> [PROBLEM DETAILS] Write every line out verbatim and omit the pictures.

[Data entries]
-- start --
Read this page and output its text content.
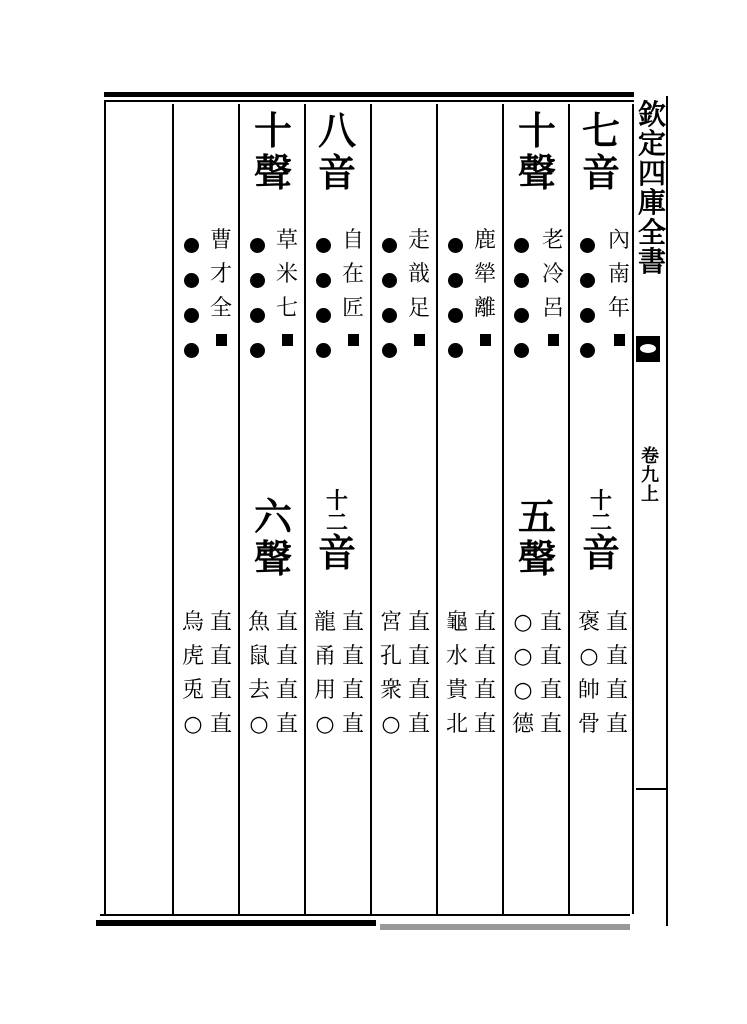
欽
定
四
庫
全
書
卷
九
上
七
音
內
南
年
十
二
音
直
直
直
直
褒
○
帥
骨
十
聲
老
冷
呂
五
聲
直
直
直
直
○
○
○
德
鹿
犖
離
直
直
直
直
龜
水
貴
北
走
戠
足
直
直
直
直
宮
孔
衆
○
八
音
自
在
匠
十
二
音
直
直
直
直
龍
甬
用
○
十
聲
草
米
七
六
聲
直
直
直
直
魚
鼠
去
○
曹
才
全
直
直
直
直
烏
虎
兎
○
-- end --
> [OUTPUT FOR THIS EXERCISE]
Read this page and output its text content.
欽
定
四
庫
全
書
卷
九
上
七
音
內
南
年
十
二
音
直
直
直
直
褒
○
帥
骨
十
聲
老
冷
呂
五
聲
直
直
直
直
○
○
○
德
鹿
犖
離
直
直
直
直
龜
水
貴
北
走
戠
足
直
直
直
直
宮
孔
衆
○
八
音
自
在
匠
十
二
音
直
直
直
直
龍
甬
用
○
十
聲
草
米
七
六
聲
直
直
直
直
魚
鼠
去
○
曹
才
全
直
直
直
直
烏
虎
兎
○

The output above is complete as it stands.